**Brief**
From the records below, pull each line that has "центру".

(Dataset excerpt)
::::::
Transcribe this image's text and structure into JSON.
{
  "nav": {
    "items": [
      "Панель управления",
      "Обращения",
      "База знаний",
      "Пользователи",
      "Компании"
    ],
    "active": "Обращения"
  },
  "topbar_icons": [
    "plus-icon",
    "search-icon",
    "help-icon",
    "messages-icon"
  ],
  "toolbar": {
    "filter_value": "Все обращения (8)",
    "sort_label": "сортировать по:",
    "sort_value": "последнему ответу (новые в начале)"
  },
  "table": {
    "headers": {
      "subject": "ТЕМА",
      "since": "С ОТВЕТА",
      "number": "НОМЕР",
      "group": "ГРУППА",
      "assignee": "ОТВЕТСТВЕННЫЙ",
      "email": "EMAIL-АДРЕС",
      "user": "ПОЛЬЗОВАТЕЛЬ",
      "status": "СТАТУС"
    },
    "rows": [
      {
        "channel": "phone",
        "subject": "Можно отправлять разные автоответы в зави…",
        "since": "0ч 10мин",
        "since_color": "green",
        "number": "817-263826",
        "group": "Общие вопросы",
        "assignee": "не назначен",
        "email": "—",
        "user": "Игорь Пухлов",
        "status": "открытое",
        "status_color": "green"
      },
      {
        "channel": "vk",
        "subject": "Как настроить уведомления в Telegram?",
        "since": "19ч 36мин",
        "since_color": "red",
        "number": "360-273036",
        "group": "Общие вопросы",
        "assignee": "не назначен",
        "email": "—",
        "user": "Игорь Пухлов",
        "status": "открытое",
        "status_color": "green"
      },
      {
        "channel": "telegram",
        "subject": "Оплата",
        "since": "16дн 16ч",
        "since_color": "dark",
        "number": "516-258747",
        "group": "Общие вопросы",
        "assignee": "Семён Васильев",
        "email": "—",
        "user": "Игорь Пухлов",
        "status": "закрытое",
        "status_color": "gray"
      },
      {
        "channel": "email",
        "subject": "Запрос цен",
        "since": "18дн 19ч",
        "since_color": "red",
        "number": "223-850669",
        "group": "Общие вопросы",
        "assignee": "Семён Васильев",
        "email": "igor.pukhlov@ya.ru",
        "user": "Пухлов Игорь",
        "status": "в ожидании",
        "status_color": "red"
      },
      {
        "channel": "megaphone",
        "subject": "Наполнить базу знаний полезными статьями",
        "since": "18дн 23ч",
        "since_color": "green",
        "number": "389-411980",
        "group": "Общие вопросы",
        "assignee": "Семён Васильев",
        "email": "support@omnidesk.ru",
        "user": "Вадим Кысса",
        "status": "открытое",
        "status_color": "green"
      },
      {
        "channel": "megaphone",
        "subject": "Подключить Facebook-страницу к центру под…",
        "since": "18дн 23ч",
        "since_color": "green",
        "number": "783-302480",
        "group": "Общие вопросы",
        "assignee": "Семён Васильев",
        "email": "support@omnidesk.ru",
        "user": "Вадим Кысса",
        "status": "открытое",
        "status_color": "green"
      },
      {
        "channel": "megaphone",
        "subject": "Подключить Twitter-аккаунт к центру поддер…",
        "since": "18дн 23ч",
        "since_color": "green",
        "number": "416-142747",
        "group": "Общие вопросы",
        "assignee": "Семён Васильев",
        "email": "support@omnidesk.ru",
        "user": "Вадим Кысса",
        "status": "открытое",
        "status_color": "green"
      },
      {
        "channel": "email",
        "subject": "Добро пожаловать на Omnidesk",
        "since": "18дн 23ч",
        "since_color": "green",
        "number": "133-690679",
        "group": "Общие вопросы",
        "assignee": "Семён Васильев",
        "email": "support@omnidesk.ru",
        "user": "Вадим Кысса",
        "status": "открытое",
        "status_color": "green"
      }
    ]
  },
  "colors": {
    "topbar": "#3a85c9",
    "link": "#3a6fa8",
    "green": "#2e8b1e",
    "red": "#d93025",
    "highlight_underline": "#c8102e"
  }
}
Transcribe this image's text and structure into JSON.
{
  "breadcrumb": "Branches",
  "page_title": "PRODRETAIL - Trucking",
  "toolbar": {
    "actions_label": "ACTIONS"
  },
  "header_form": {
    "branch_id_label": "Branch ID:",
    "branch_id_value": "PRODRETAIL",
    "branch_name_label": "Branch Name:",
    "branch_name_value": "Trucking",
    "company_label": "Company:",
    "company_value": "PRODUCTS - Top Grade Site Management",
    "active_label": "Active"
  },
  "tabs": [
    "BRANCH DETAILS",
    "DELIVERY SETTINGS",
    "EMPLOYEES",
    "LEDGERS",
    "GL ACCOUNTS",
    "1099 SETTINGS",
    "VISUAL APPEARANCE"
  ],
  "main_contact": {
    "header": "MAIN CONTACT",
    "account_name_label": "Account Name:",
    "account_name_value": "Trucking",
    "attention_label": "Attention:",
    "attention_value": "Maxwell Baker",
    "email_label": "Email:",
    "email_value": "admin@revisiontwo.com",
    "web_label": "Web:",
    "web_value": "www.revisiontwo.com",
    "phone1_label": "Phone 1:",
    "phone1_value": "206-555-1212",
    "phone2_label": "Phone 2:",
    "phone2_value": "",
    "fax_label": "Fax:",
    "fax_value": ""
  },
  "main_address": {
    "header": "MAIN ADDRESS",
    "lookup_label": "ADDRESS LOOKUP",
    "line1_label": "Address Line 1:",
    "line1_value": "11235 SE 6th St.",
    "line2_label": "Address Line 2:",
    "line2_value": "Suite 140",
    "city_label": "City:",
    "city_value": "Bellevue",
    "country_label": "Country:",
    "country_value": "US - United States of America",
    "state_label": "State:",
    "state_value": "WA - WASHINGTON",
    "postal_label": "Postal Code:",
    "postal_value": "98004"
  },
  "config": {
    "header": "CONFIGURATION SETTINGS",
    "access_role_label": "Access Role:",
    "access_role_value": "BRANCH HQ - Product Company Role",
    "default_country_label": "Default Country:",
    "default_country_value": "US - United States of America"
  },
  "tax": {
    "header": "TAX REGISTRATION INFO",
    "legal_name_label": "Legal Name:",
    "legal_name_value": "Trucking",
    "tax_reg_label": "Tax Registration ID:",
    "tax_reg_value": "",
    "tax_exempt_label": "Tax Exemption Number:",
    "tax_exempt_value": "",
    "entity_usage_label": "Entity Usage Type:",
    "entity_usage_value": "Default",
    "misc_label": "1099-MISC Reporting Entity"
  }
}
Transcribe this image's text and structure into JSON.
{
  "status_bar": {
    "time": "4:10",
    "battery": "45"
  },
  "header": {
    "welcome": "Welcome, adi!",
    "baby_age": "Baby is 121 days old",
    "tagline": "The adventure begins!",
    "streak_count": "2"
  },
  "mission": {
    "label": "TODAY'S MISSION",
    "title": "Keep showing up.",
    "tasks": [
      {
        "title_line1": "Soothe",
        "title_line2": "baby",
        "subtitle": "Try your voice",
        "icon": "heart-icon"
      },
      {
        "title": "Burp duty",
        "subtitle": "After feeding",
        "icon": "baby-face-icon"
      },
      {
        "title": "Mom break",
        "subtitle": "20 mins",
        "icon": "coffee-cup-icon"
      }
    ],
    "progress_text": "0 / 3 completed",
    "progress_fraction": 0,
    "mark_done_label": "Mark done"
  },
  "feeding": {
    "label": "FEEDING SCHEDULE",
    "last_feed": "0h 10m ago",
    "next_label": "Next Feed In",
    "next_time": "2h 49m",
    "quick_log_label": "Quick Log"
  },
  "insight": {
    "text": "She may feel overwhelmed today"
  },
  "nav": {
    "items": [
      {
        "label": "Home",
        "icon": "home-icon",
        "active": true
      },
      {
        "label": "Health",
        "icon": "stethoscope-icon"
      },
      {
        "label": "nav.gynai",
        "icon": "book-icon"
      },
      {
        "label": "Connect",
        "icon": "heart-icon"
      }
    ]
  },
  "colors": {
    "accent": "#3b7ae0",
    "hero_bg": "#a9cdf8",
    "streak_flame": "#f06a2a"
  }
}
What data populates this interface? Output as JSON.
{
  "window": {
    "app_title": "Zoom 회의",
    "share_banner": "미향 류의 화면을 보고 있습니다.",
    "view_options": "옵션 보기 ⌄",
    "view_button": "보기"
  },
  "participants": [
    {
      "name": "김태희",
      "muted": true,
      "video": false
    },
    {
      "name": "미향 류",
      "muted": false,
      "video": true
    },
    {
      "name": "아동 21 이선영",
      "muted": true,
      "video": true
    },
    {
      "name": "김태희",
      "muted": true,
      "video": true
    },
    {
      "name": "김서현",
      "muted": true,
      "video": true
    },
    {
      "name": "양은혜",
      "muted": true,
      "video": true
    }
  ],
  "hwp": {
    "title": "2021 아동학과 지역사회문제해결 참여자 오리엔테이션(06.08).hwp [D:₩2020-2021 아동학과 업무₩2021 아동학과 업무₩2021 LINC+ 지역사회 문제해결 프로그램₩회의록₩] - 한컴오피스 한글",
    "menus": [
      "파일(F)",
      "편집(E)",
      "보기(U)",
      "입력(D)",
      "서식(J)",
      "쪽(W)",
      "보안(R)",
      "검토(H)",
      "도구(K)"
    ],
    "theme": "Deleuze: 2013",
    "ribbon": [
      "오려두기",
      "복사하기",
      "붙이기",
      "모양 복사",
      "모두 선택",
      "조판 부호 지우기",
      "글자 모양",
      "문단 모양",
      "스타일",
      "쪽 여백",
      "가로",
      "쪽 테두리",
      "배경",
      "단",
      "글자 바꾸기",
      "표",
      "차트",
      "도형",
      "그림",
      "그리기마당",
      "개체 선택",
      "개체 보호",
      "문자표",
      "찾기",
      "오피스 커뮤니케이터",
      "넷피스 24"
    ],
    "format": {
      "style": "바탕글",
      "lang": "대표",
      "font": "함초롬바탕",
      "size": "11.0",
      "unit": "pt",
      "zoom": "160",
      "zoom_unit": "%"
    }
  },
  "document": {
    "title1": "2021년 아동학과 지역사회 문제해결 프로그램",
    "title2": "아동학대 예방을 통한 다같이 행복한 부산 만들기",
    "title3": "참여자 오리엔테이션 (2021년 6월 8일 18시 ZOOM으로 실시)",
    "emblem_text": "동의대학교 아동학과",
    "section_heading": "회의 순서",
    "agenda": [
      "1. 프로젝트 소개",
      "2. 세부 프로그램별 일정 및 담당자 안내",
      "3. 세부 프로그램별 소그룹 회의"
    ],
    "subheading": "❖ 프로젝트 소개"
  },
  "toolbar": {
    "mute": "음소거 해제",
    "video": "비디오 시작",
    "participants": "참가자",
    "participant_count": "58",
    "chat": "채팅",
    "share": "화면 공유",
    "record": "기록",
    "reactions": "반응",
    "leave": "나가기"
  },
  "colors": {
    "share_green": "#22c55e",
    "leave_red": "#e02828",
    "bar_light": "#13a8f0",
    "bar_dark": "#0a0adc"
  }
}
::::::
**Answer in full**
        "subject": "Подключить Facebook-страницу к центру под…",
        "subject": "Подключить Twitter-аккаунт к центру поддер…",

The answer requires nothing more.